◆ TASK OBJECTIVE: Write out every line of the material as it stands, apart from the pictures.
===== RECORDS FOR THE EXERCISE
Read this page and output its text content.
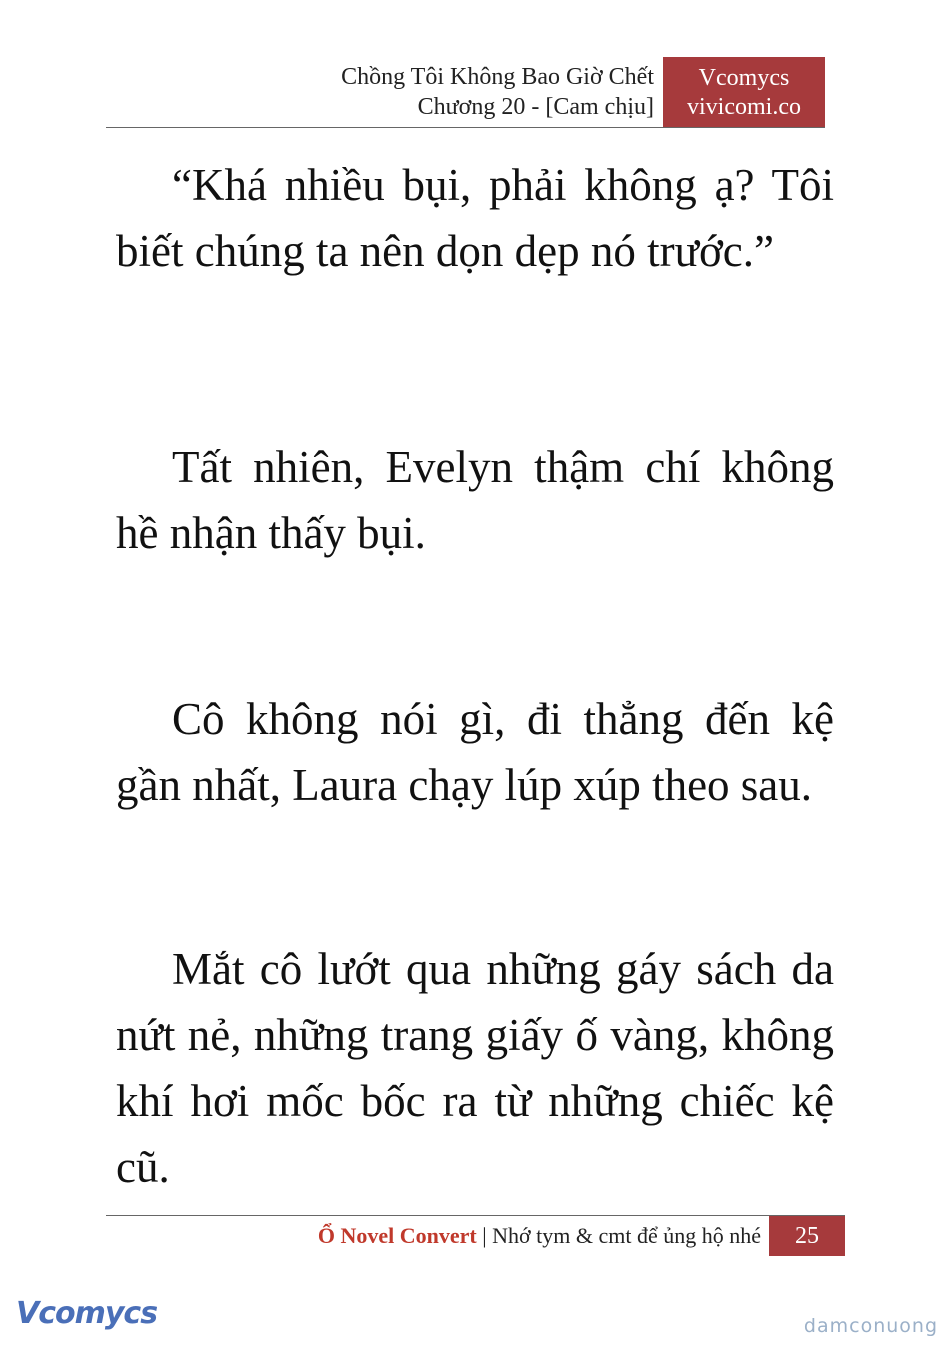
Chồng Tôi Không Bao Giờ Chết
Chương 20 - [Cam chịu]
Vcomycs
vivicomi.co

“Khá nhiều bụi, phải không ạ? Tôi biết chúng ta nên dọn dẹp nó trước.”

Tất nhiên, Evelyn thậm chí không hề nhận thấy bụi.

Cô không nói gì, đi thẳng đến kệ gần nhất, Laura chạy lúp xúp theo sau.

Mắt cô lướt qua những gáy sách da nứt nẻ, những trang giấy ố vàng, không khí hơi mốc bốc ra từ những chiếc kệ cũ.

Ổ Novel Convert | Nhớ tym & cmt để ủng hộ nhé	25
Vcomycs	damconuong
==========
◆ WRITTEN ANSWER:
Read this page and output its text content.
Chồng Tôi Không Bao Giờ Chết
Chương 20 - [Cam chịu]
Vcomycs
vivicomi.co

“Khá nhiều bụi, phải không ạ? Tôi biết chúng ta nên dọn dẹp nó trước.”

Tất nhiên, Evelyn thậm chí không hề nhận thấy bụi.

Cô không nói gì, đi thẳng đến kệ gần nhất, Laura chạy lúp xúp theo sau.

Mắt cô lướt qua những gáy sách da nứt nẻ, những trang giấy ố vàng, không khí hơi mốc bốc ra từ những chiếc kệ cũ.

Ổ Novel Convert | Nhớ tym & cmt để ủng hộ nhé	25
Vcomycs	damconuong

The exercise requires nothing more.